> _Extracted data_
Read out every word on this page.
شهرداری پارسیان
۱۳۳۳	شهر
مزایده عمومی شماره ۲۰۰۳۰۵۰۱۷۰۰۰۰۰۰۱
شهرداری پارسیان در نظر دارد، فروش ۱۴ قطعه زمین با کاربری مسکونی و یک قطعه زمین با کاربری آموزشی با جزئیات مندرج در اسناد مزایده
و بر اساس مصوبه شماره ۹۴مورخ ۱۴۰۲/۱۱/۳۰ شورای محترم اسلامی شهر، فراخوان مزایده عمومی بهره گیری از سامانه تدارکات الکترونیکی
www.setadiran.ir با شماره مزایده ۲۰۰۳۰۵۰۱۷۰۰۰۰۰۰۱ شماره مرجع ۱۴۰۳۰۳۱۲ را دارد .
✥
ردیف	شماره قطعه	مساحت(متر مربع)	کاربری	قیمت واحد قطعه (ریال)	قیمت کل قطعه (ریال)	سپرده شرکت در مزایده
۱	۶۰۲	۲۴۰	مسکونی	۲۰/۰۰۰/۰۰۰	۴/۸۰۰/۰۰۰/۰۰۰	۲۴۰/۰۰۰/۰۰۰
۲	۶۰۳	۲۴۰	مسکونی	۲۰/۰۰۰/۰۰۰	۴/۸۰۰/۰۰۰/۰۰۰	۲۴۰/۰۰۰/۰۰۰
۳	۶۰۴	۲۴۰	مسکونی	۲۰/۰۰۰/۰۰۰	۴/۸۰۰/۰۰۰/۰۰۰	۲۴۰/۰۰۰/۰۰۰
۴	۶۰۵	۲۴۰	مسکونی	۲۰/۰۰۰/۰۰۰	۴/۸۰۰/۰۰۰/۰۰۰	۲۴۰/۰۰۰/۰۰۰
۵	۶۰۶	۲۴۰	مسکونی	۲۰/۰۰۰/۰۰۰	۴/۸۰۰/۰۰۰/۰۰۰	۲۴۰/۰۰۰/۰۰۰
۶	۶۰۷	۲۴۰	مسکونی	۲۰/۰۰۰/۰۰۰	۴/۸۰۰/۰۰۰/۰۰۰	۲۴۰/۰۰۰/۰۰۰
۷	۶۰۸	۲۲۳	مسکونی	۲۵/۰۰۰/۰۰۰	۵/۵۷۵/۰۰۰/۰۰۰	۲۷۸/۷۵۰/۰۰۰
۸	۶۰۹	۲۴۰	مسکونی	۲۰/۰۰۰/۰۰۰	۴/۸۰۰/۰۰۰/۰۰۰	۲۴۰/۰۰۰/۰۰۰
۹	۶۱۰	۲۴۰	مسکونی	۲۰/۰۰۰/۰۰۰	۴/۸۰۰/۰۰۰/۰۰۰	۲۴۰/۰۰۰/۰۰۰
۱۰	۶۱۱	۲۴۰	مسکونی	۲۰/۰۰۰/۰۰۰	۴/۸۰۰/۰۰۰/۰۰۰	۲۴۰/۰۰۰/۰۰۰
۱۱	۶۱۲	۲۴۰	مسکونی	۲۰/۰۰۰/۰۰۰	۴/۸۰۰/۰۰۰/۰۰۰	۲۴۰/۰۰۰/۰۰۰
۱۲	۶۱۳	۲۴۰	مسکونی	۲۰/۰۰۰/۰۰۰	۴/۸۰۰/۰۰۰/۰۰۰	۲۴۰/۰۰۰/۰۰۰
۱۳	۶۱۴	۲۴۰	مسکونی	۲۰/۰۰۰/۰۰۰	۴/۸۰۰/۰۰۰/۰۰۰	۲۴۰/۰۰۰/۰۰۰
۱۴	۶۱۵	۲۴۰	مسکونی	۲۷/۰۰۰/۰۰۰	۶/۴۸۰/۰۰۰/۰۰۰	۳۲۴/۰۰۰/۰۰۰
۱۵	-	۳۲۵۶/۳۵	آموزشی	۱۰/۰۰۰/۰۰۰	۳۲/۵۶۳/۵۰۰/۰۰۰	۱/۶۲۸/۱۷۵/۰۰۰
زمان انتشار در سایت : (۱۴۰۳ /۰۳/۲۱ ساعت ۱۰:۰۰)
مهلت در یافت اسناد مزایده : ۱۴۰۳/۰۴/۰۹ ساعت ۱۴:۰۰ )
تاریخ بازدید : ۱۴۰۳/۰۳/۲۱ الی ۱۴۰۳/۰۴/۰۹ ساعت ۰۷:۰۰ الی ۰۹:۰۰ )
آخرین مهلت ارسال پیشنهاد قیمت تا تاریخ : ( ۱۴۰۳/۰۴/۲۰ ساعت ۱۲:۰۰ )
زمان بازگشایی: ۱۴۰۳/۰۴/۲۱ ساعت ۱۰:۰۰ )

> _Exercise prompt_
Print the records once more, exactly as they were given.

> _In response_
Read out every word on this page.
شهرداری پارسیان
۱۳۳۳	شهر
مزایده عمومی شماره ۲۰۰۳۰۵۰۱۷۰۰۰۰۰۰۱
شهرداری پارسیان در نظر دارد، فروش ۱۴ قطعه زمین با کاربری مسکونی و یک قطعه زمین با کاربری آموزشی با جزئیات مندرج در اسناد مزایده
و بر اساس مصوبه شماره ۹۴مورخ ۱۴۰۲/۱۱/۳۰ شورای محترم اسلامی شهر، فراخوان مزایده عمومی بهره گیری از سامانه تدارکات الکترونیکی
www.setadiran.ir با شماره مزایده ۲۰۰۳۰۵۰۱۷۰۰۰۰۰۰۱ شماره مرجع ۱۴۰۳۰۳۱۲ را دارد .
✥
ردیف	شماره قطعه	مساحت(متر مربع)	کاربری	قیمت واحد قطعه (ریال)	قیمت کل قطعه (ریال)	سپرده شرکت در مزایده
۱	۶۰۲	۲۴۰	مسکونی	۲۰/۰۰۰/۰۰۰	۴/۸۰۰/۰۰۰/۰۰۰	۲۴۰/۰۰۰/۰۰۰
۲	۶۰۳	۲۴۰	مسکونی	۲۰/۰۰۰/۰۰۰	۴/۸۰۰/۰۰۰/۰۰۰	۲۴۰/۰۰۰/۰۰۰
۳	۶۰۴	۲۴۰	مسکونی	۲۰/۰۰۰/۰۰۰	۴/۸۰۰/۰۰۰/۰۰۰	۲۴۰/۰۰۰/۰۰۰
۴	۶۰۵	۲۴۰	مسکونی	۲۰/۰۰۰/۰۰۰	۴/۸۰۰/۰۰۰/۰۰۰	۲۴۰/۰۰۰/۰۰۰
۵	۶۰۶	۲۴۰	مسکونی	۲۰/۰۰۰/۰۰۰	۴/۸۰۰/۰۰۰/۰۰۰	۲۴۰/۰۰۰/۰۰۰
۶	۶۰۷	۲۴۰	مسکونی	۲۰/۰۰۰/۰۰۰	۴/۸۰۰/۰۰۰/۰۰۰	۲۴۰/۰۰۰/۰۰۰
۷	۶۰۸	۲۲۳	مسکونی	۲۵/۰۰۰/۰۰۰	۵/۵۷۵/۰۰۰/۰۰۰	۲۷۸/۷۵۰/۰۰۰
۸	۶۰۹	۲۴۰	مسکونی	۲۰/۰۰۰/۰۰۰	۴/۸۰۰/۰۰۰/۰۰۰	۲۴۰/۰۰۰/۰۰۰
۹	۶۱۰	۲۴۰	مسکونی	۲۰/۰۰۰/۰۰۰	۴/۸۰۰/۰۰۰/۰۰۰	۲۴۰/۰۰۰/۰۰۰
۱۰	۶۱۱	۲۴۰	مسکونی	۲۰/۰۰۰/۰۰۰	۴/۸۰۰/۰۰۰/۰۰۰	۲۴۰/۰۰۰/۰۰۰
۱۱	۶۱۲	۲۴۰	مسکونی	۲۰/۰۰۰/۰۰۰	۴/۸۰۰/۰۰۰/۰۰۰	۲۴۰/۰۰۰/۰۰۰
۱۲	۶۱۳	۲۴۰	مسکونی	۲۰/۰۰۰/۰۰۰	۴/۸۰۰/۰۰۰/۰۰۰	۲۴۰/۰۰۰/۰۰۰
۱۳	۶۱۴	۲۴۰	مسکونی	۲۰/۰۰۰/۰۰۰	۴/۸۰۰/۰۰۰/۰۰۰	۲۴۰/۰۰۰/۰۰۰
۱۴	۶۱۵	۲۴۰	مسکونی	۲۷/۰۰۰/۰۰۰	۶/۴۸۰/۰۰۰/۰۰۰	۳۲۴/۰۰۰/۰۰۰
۱۵	-	۳۲۵۶/۳۵	آموزشی	۱۰/۰۰۰/۰۰۰	۳۲/۵۶۳/۵۰۰/۰۰۰	۱/۶۲۸/۱۷۵/۰۰۰
زمان انتشار در سایت : (۱۴۰۳ /۰۳/۲۱ ساعت ۱۰:۰۰)
مهلت در یافت اسناد مزایده : ۱۴۰۳/۰۴/۰۹ ساعت ۱۴:۰۰ )
تاریخ بازدید : ۱۴۰۳/۰۳/۲۱ الی ۱۴۰۳/۰۴/۰۹ ساعت ۰۷:۰۰ الی ۰۹:۰۰ )
آخرین مهلت ارسال پیشنهاد قیمت تا تاریخ : ( ۱۴۰۳/۰۴/۲۰ ساعت ۱۲:۰۰ )
زمان بازگشایی: ۱۴۰۳/۰۴/۲۱ ساعت ۱۰:۰۰ )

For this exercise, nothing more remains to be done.